Set of tasks:
1. Give the username of everyone who signs a comment in the discussion excerpt, listing each name once.
2. Revise the discussion excerpt by giving everything from "English terms with obsolete" down to "WT:RFM#Category:English rare terms.", with "obsolete" replaced by "archaic".

I didn't realise there already were codes for those families, but if they exist then we could use them. I still wonder what to do with any other similar cases, though. Cases that don't have codes yet. —CodeCat 20:04, 25 June 2011 (UTC)[reply]
Though the families should preferably not have the same name as their (only) member, as this has a potential for confusion. -- Prince Kassad 15:58, 26 June 2011 (UTC)[reply]

English terms with obsolete senses, etc.

Category:English rare terms was moved to Category:English terms with rare senses per WT:RFM#Category:English rare terms.

I think some categories should follow suit:

--Daniel 21:26, 25 June 2011 (UTC)[reply]

For consistency, yes, they should all be one or the other. I don't really care which one though. —Internoob (DiscCont) 00:44, 26 June 2011 (UTC)[reply]
I oppose until I see a convincing reasoning. The discussion at WT:RFM#Category:English rare terms, 19 June 2011, does not show anything like a consensual support for renaming, so I don't understand what made you create Category:English terms with rare senses. To the contrary, several people pointed out that "English nouns" also contains non-noun senses. I find your "was moved to" phrasing in your first sentence misleading; it was you who has done the move, and who has wrongly decided there was a consensus. I am far from convinced this increase of verbosity of category names is a good thing: we may soon arrive at "English terms with noun senses", a thing that I hope people can learn to infer from "English nouns". --Dan Polansky 11:29, 27 June 2011 (UTC) Later: On a more careful reading and thought, the RFM discussion showed something approaching at least lack of opposition for renaming, and had voices sympathetic to renaming. Furthermore, the motivation for renaming is that to call a term a "rare term" when it only has a rare sense seems wrong. I don't know any more. --Dan Polansky 11:45, 27 June 2011 (UTC)[reply]
Please note that, in that discussion, everybody ultimately acknowledged "Category:English rare terms" as an inaccurate name, even the people who first compared it to "Category:English nouns" as argument contrary to renaming the category. I don't want the creation of "English terms with noun senses", and I think nobody else wants it either. When I said above I had moved a category according to a RFM discussion, I was being sincere. --Daniel 07:18, 3 July 2011 (UTC)[reply]

Next votes

These votes are scheduled to start in two days:

Feel free to double-check and edit their proposals before they start. --Daniel 04:01, 27 June 2011 (UTC)[reply]

English terms spelt with .

Data section:
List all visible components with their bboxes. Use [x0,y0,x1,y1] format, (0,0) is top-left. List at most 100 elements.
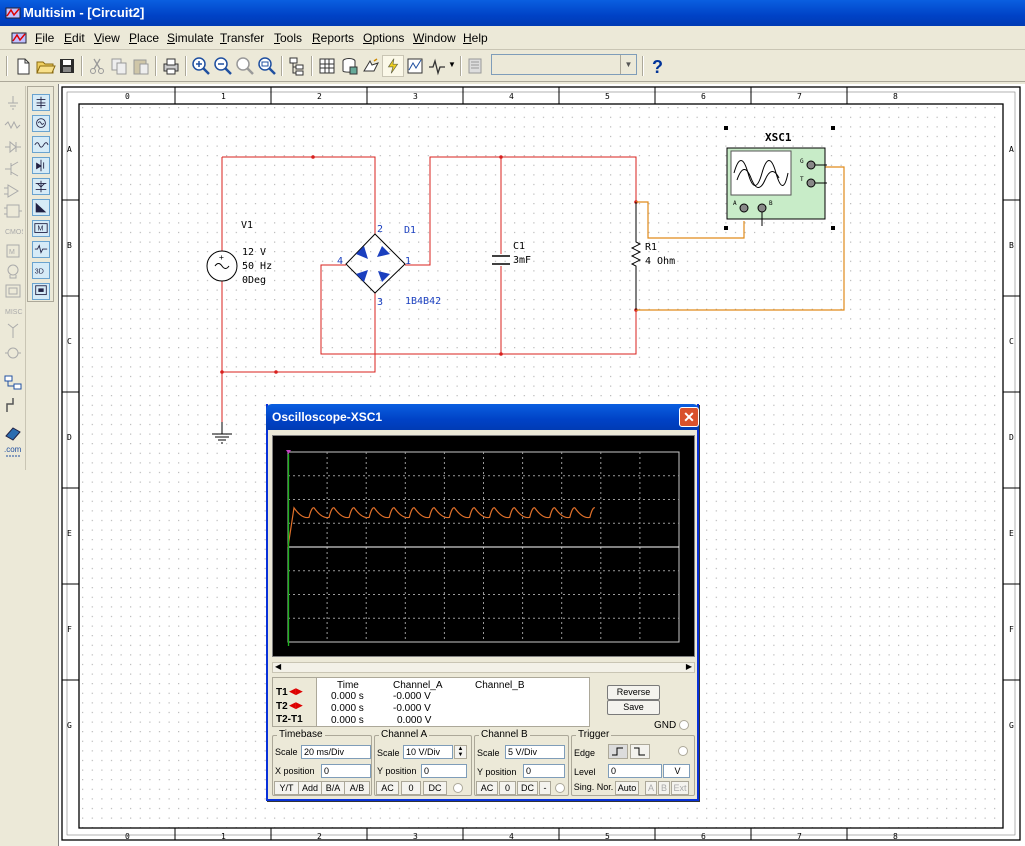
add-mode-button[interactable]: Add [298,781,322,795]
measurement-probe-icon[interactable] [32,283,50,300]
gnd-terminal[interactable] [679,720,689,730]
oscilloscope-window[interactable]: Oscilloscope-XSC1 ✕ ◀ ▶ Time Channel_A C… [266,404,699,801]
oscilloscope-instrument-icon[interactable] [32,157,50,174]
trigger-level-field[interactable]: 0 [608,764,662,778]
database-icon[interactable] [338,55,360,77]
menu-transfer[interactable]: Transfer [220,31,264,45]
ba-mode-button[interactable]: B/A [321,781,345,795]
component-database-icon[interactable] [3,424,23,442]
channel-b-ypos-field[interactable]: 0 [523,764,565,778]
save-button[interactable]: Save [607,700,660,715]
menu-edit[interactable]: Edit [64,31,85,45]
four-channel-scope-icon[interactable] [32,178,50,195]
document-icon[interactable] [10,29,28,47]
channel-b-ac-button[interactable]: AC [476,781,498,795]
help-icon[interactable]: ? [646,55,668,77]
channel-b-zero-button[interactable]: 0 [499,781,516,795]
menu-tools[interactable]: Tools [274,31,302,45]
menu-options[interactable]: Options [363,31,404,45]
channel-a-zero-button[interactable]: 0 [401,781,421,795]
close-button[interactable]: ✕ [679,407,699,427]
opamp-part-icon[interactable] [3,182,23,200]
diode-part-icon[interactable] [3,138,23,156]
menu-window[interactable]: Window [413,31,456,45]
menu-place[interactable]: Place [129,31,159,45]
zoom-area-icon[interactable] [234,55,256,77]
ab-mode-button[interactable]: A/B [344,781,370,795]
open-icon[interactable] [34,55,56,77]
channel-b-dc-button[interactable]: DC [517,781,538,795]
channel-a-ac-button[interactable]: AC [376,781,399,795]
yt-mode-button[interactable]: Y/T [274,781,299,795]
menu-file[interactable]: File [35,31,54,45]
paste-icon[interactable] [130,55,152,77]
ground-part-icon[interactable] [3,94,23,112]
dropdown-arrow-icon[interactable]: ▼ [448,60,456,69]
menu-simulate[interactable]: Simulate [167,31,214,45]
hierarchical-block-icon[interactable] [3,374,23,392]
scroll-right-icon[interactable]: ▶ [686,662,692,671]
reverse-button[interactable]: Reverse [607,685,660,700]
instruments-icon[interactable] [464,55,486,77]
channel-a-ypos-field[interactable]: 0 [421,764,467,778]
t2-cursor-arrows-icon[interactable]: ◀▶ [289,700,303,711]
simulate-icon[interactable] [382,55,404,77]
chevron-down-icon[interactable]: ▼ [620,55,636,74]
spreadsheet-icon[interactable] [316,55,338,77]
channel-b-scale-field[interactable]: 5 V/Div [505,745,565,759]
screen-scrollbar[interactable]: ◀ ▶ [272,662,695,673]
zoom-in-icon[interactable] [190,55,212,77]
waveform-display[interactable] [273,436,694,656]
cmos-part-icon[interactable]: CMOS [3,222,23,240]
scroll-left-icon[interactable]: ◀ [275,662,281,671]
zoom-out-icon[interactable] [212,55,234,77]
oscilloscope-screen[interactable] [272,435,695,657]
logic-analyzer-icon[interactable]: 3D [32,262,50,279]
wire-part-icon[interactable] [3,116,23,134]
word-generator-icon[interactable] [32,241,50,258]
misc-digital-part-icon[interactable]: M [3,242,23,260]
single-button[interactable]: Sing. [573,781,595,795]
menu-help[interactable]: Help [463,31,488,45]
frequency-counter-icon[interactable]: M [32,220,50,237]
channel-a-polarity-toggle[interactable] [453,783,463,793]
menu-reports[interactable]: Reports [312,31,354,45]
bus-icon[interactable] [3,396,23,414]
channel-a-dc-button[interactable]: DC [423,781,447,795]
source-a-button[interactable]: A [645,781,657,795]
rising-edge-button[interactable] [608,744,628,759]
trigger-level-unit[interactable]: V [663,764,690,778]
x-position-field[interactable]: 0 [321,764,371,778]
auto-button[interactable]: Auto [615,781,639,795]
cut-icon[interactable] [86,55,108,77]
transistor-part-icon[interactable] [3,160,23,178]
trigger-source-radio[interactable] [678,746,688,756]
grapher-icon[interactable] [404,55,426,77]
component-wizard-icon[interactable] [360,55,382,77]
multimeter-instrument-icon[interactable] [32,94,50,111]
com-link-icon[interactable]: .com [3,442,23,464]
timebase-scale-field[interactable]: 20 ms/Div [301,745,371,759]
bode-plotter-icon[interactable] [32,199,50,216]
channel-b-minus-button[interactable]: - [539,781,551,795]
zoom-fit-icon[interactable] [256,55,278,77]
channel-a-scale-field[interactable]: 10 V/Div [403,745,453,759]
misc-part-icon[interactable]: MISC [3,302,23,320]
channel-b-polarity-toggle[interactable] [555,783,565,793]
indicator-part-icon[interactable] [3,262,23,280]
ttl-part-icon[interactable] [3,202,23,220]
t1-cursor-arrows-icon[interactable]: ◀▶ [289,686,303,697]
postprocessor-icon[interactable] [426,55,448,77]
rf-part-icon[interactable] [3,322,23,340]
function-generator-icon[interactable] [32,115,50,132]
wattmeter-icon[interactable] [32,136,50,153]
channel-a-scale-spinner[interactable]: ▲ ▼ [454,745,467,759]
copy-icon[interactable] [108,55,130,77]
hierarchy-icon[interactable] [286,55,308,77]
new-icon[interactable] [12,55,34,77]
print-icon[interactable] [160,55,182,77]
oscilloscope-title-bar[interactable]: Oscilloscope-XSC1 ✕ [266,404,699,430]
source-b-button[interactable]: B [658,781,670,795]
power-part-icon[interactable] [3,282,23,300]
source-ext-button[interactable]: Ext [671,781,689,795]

Expected answers:
1. CodeCat, Prince Kassad, Daniel, Internoob, Dan Polansky

2.
English terms with archaic senses, etc.

Category:English rare terms was moved to Category:English terms with rare senses per WT:RFM#Category:English rare terms.